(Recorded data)
==================================================

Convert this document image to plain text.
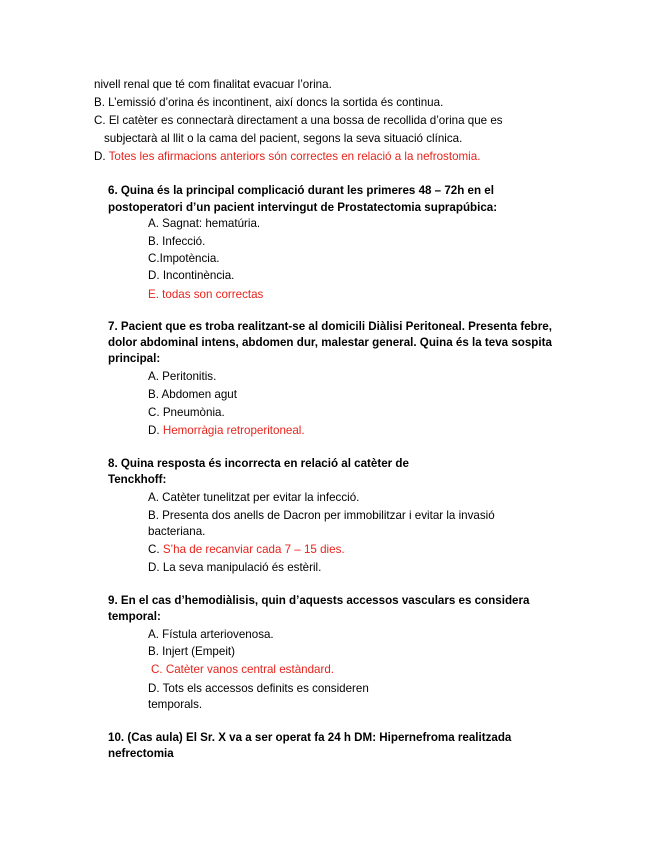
nivell renal que té com finalitat evacuar l’orina.
B. L’emissió d’orina és incontinent, així doncs la sortida és continua.
C. El catèter es connectarà directament a una bossa de recollida d’orina que es
subjectarà al llit o la cama del pacient, segons la seva situació clínica.
D. Totes les afirmacions anteriors són correctes en relació a la nefrostomia.
6. Quina és la principal complicació durant les primeres 48 – 72h en el
postoperatori d’un pacient intervingut de Prostatectomia suprapúbica:
A. Sagnat: hematúria.
B. Infecció.
C.Impotència.
D. Incontinència.
E. todas son correctas
7. Pacient que es troba realitzant-se al domicili Diàlisi Peritoneal. Presenta febre,
dolor abdominal intens, abdomen dur, malestar general. Quina és la teva sospita
principal:
A. Peritonitis.
B. Abdomen agut
C. Pneumònia.
D. Hemorràgia retroperitoneal.
8. Quina resposta és incorrecta en relació al catèter de
Tenckhoff:
A. Catèter tunelitzat per evitar la infecció.
B. Presenta dos anells de Dacron per immobilitzar i evitar la invasió
bacteriana.
C. S’ha de recanviar cada 7 – 15 dies.
D. La seva manipulació és estèril.
9. En el cas d’hemodiàlisis, quin d’aquests accessos vasculars es considera
temporal:
A. Fístula arteriovenosa.
B. Injert (Empeit)
C. Catèter vanos central estàndard.
D. Tots els accessos definits es consideren
temporals.
10. (Cas aula) El Sr. X va a ser operat fa 24 h DM: Hipernefroma realitzada
nefrectomia
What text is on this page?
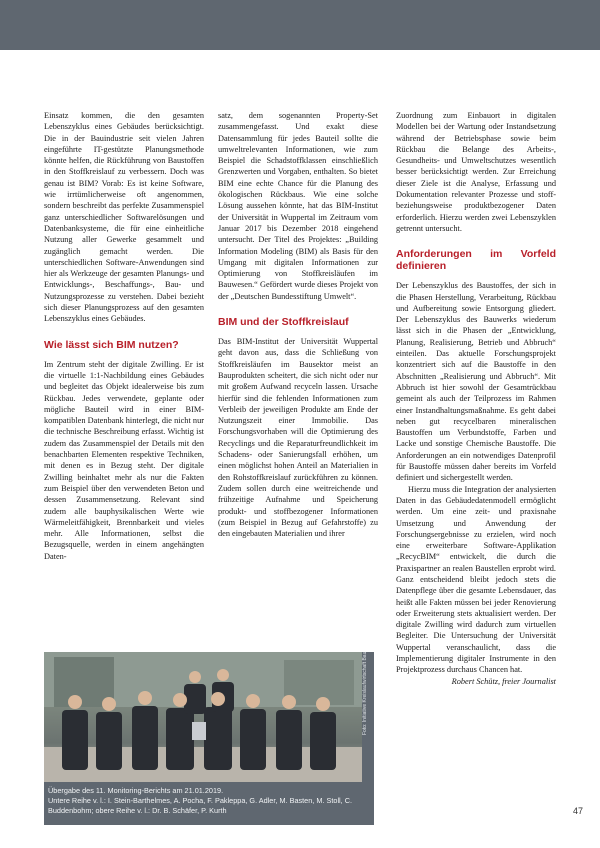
Einsatz kommen, die den gesamten Lebenszyklus eines Gebäudes berücksichtigt. Die in der Bauindustrie seit vielen Jahren eingeführte IT-gestützte Planungsmethode könnte helfen, die Rückführung von Baustoffen in den Stoffkreislauf zu verbessern. Doch was genau ist BIM? Vorab: Es ist keine Software, wie irrtümlicherweise oft angenommen, sondern beschreibt das perfekte Zusammenspiel ganz unterschiedlicher Softwarelösungen und Datenbanksysteme, die für eine einheitliche Nutzung aller Gewerke gesammelt und zugänglich gemacht werden. Die unterschiedlichen Software-Anwendungen sind hier als Werkzeuge der gesamten Planungs- und Entwicklungs-, Beschaffungs-, Bau- und Nutzungsprozesse zu verstehen. Dabei bezieht sich dieser Planungsprozess auf den gesamten Lebenszyklus eines Gebäudes.

Wie lässt sich BIM nutzen?

Im Zentrum steht der digitale Zwilling. Er ist die virtuelle 1:1-Nachbildung eines Gebäudes und begleitet das Objekt idealerweise bis zum Rückbau. Jedes verwendete, geplante oder mögliche Bauteil wird in einer BIM-kompatiblen Datenbank hinterlegt, die nicht nur die technische Beschreibung erfasst. Wichtig ist zudem das Zusammenspiel der Details mit den benachbarten Elementen respektive Techniken, mit denen es in Bezug steht. Der digitale Zwilling beinhaltet mehr als nur die Fakten zum Beispiel über den verwendeten Beton und dessen Zusammensetzung. Relevant sind zudem alle bauphysikalischen Werte wie Wärmeleitfähigkeit, Brennbarkeit und vieles mehr. Alle Informationen, selbst die Bezugsquelle, werden in einem angehängten Daten-

satz, dem sogenannten Property-Set zusammengefasst. Und exakt diese Datensammlung für jedes Bauteil sollte die umweltrelevanten Informationen, wie zum Beispiel die Schadstoffklassen einschließlich Grenzwerten und Vorgaben, enthalten. So bietet BIM eine echte Chance für die Planung des ökologischen Rückbaus. Wie eine solche Lösung aussehen könnte, hat das BIM-Institut der Universität in Wuppertal im Zeitraum vom Januar 2017 bis Dezember 2018 eingehend untersucht. Der Titel des Projektes: „Building Information Modeling (BIM) als Basis für den Umgang mit digitalen Informationen zur Optimierung von Stoffkreisläufen im Bauwesen.“ Gefördert wurde dieses Projekt von der „Deutschen Bundesstiftung Umwelt“.

BIM und der Stoffkreislauf

Das BIM-Institut der Universität Wuppertal geht davon aus, dass die Schließung von Stoffkreisläufen im Bausektor meist an Bauprodukten scheitert, die sich nicht oder nur mit großem Aufwand recyceln lassen. Ursache hierfür sind die fehlenden Informationen zum Verbleib der jeweiligen Produkte am Ende der Nutzungszeit einer Immobilie. Das Forschungsvorhaben will die Optimierung des Recyclings und die Reparaturfreundlichkeit im Schadens- oder Sanierungsfall erhöhen, um einen möglichst hohen Anteil an Materialien in den Rohstoffkreislauf zurückführen zu können. Zudem sollen durch eine weitreichende und frühzeitige Aufnahme und Speicherung produkt- und stoffbezogener Informationen (zum Beispiel in Bezug auf Gefahrstoffe) zu den eingebauten Materialien und ihrer

Zuordnung zum Einbauort in digitalen Modellen bei der Wartung oder Instandsetzung während der Betriebsphase sowie beim Rückbau die Belange des Arbeits-, Gesundheits- und Umweltschutzes wesentlich besser berücksichtigt werden. Zur Erreichung dieser Ziele ist die Analyse, Erfassung und Dokumentation relevanter Prozesse und stoff- beziehungsweise produktbezogener Daten erforderlich. Hierzu werden zwei Lebenszyklen getrennt untersucht.

Anforderungen im Vorfeld definieren

Der Lebenszyklus des Baustoffes, der sich in die Phasen Herstellung, Verarbeitung, Rückbau und Aufbereitung sowie Entsorgung gliedert. Der Lebenszyklus des Bauwerks wiederum lässt sich in die Phasen der „Entwicklung, Planung, Realisierung, Betrieb und Abbruch“ einteilen. Das aktuelle Forschungsprojekt konzentriert sich auf die Baustoffe in den Abschnitten „Realisierung und Abbruch“. Mit Abbruch ist hier sowohl der Gesamtrückbau gemeint als auch der Teilprozess im Rahmen einer Instandhaltungsmaßnahme. Es geht dabei neben gut recycelbaren mineralischen Baustoffen um Verbundstoffe, Farben und Lacke und sonstige Chemische Baustoffe. Die Anforderungen an ein notwendiges Datenprofil für Baustoffe müssen daher bereits im Vorfeld definiert und sichergestellt werden.

Hierzu muss die Integration der analysierten Daten in das Gebäudedatenmodell ermöglicht werden. Um eine zeit- und praxisnahe Umsetzung und Anwendung der Forschungsergebnisse zu erzielen, wird noch eine erweiterbare Software-Applikation „RecycBIM“ entwickelt, die durch die Praxispartner an realen Baustellen erprobt wird. Ganz entscheidend bleibt jedoch stets die Datenpflege über die gesamte Lebensdauer, das heißt alle Fakten müssen bei jeder Renovierung oder Erweiterung stets aktualisiert werden. Der digitale Zwilling wird dadurch zum virtuellen Begleiter. Die Untersuchung der Universität Wuppertal veranschaulicht, dass die Implementierung digitaler Instrumente in den Projektprozess durchaus Chancen hat.

Robert Schütz, freier Journalist

Foto: Initiative Kreislaufwirtschaft Bau
Übergabe des 11. Monitoring-Berichts am 21.01.2019.
Untere Reihe v. l.: I. Stein-Barthelmes, A. Pocha, F. Pakleppa, G. Adler, M. Basten, M. Stoll, C. Buddenbohm; obere Reihe v. l.: Dr. B. Schäfer, P. Kurth	47
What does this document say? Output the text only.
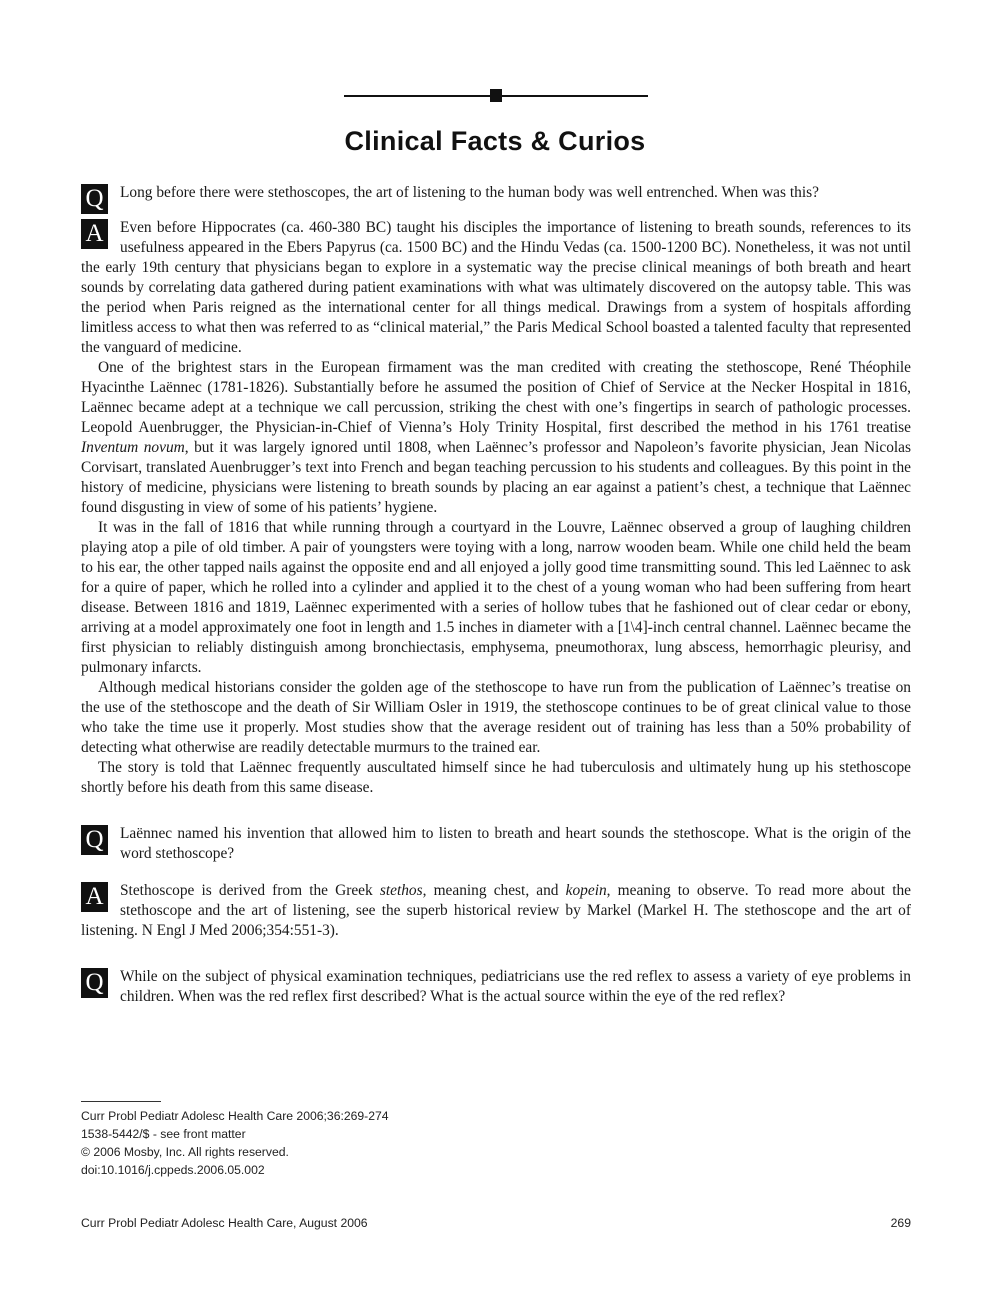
Clinical Facts & Curios
Q	Long before there were stethoscopes, the art of listening to the human body was well entrenched. When was this?

A	Even before Hippocrates (ca. 460-380 BC) taught his disciples the importance of listening to breath sounds, references to its usefulness appeared in the Ebers Papyrus (ca. 1500 BC) and the Hindu Vedas (ca. 1500-1200 BC). Nonetheless, it was not until the early 19th century that physicians began to explore in a systematic way the precise clinical meanings of both breath and heart sounds by correlating data gathered during patient examinations with what was ultimately discovered on the autopsy table. This was the period when Paris reigned as the international center for all things medical. Drawings from a system of hospitals affording limitless access to what then was referred to as “clinical material,” the Paris Medical School boasted a talented faculty that represented the vanguard of medicine.

One of the brightest stars in the European firmament was the man credited with creating the stethoscope, René Théophile Hyacinthe Laënnec (1781-1826). Substantially before he assumed the position of Chief of Service at the Necker Hospital in 1816, Laënnec became adept at a technique we call percussion, striking the chest with one’s fingertips in search of pathologic processes. Leopold Auenbrugger, the Physician-in-Chief of Vienna’s Holy Trinity Hospital, first described the method in his 1761 treatise Inventum novum, but it was largely ignored until 1808, when Laënnec’s professor and Napoleon’s favorite physician, Jean Nicolas Corvisart, translated Auenbrugger’s text into French and began teaching percussion to his students and colleagues. By this point in the history of medicine, physicians were listening to breath sounds by placing an ear against a patient’s chest, a technique that Laënnec found disgusting in view of some of his patients’ hygiene.

It was in the fall of 1816 that while running through a courtyard in the Louvre, Laënnec observed a group of laughing children playing atop a pile of old timber. A pair of youngsters were toying with a long, narrow wooden beam. While one child held the beam to his ear, the other tapped nails against the opposite end and all enjoyed a jolly good time transmitting sound. This led Laënnec to ask for a quire of paper, which he rolled into a cylinder and applied it to the chest of a young woman who had been suffering from heart disease. Between 1816 and 1819, Laënnec experimented with a series of hollow tubes that he fashioned out of clear cedar or ebony, arriving at a model approximately one foot in length and 1.5 inches in diameter with a [1\4]-inch central channel. Laënnec became the first physician to reliably distinguish among bronchiectasis, emphysema, pneumothorax, lung abscess, hemorrhagic pleurisy, and pulmonary infarcts.

Although medical historians consider the golden age of the stethoscope to have run from the publication of Laënnec’s treatise on the use of the stethoscope and the death of Sir William Osler in 1919, the stethoscope continues to be of great clinical value to those who take the time use it properly. Most studies show that the average resident out of training has less than a 50% probability of detecting what otherwise are readily detectable murmurs to the trained ear.

The story is told that Laënnec frequently auscultated himself since he had tuberculosis and ultimately hung up his stethoscope shortly before his death from this same disease.

Q	Laënnec named his invention that allowed him to listen to breath and heart sounds the stethoscope. What is the origin of the word stethoscope?

A	Stethoscope is derived from the Greek stethos, meaning chest, and kopein, meaning to observe. To read more about the stethoscope and the art of listening, see the superb historical review by Markel (Markel H. The stethoscope and the art of listening. N Engl J Med 2006;354:551-3).

Q	While on the subject of physical examination techniques, pediatricians use the red reflex to assess a variety of eye problems in children. When was the red reflex first described? What is the actual source within the eye of the red reflex?

Curr Probl Pediatr Adolesc Health Care 2006;36:269-274
1538-5442/$ - see front matter
© 2006 Mosby, Inc. All rights reserved.
doi:10.1016/j.cppeds.2006.05.002
Curr Probl Pediatr Adolesc Health Care, August 2006	269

==================================================

WHAT YOU WILL DO »
All lines above with the word "accessos" need to be reported.

OUTPUT FOR THIS EXERCISE »
9. En el cas d’hemodiàlisis, quin d’aquests accessos vasculars es considera
D. Tots els accessos definits es consideren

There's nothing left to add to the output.